━━ Records provided

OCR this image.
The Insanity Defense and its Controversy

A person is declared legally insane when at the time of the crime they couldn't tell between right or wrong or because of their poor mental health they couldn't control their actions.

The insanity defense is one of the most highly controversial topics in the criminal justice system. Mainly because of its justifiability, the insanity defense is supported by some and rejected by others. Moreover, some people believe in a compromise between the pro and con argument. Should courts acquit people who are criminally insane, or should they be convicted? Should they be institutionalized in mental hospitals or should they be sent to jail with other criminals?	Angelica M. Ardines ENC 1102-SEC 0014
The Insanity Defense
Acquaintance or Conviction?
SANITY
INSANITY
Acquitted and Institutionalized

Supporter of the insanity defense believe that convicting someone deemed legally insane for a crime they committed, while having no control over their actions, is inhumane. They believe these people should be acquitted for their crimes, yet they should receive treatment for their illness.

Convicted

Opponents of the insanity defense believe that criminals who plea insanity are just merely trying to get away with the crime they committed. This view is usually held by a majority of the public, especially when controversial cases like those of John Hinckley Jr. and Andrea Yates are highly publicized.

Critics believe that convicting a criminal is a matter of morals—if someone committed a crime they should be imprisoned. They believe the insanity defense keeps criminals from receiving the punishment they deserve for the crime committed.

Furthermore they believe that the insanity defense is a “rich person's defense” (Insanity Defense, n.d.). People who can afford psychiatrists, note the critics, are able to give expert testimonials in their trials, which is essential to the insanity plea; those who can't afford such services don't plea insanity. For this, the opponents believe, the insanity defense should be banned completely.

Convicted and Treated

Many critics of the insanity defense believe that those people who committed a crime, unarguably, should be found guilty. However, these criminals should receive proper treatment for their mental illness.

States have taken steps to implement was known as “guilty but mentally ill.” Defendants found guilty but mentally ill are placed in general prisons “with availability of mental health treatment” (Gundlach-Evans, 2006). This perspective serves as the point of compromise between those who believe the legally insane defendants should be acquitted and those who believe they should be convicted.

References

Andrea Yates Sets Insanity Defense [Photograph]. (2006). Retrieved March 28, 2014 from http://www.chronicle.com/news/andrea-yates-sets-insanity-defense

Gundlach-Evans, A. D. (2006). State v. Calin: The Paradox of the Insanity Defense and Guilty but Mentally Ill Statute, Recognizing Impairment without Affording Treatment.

━━━━
━━ Records provided

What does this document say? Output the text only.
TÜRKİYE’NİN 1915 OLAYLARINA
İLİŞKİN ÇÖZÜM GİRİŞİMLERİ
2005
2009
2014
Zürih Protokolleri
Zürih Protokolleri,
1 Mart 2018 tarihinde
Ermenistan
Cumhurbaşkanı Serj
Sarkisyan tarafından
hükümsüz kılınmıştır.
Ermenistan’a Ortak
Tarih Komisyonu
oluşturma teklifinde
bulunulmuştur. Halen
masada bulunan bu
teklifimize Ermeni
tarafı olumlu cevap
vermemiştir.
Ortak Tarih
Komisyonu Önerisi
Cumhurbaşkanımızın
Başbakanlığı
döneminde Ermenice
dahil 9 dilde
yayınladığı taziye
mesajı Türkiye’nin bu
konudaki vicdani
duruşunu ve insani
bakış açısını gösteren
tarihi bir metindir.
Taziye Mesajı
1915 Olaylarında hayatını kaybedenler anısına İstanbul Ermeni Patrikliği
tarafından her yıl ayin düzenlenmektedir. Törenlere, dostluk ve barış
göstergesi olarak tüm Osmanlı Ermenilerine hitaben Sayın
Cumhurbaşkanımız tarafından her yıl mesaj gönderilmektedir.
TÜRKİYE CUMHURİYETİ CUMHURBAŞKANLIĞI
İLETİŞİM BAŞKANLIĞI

━━━━

Requirement: List each line in the listing that contains the string "highly".

Correct result:
The insanity defense is one of the most highly controversial topics in the criminal justice system. Mainly because of its justifiability, the insanity defense is supported by some and rejected by others. Moreover, some people believe in a compromise between the pro and con argument. Should courts acquit people who are criminally insane, or should they be convicted? Should they be institutionalized in mental hospitals or should they be sent to jail with other criminals?	Angelica M. Ardines ENC 1102-SEC 0014
Opponents of the insanity defense believe that criminals who plea insanity are just merely trying to get away with the crime they committed. This view is usually held by a majority of the public, especially when controversial cases like those of John Hinckley Jr. and Andrea Yates are highly publicized.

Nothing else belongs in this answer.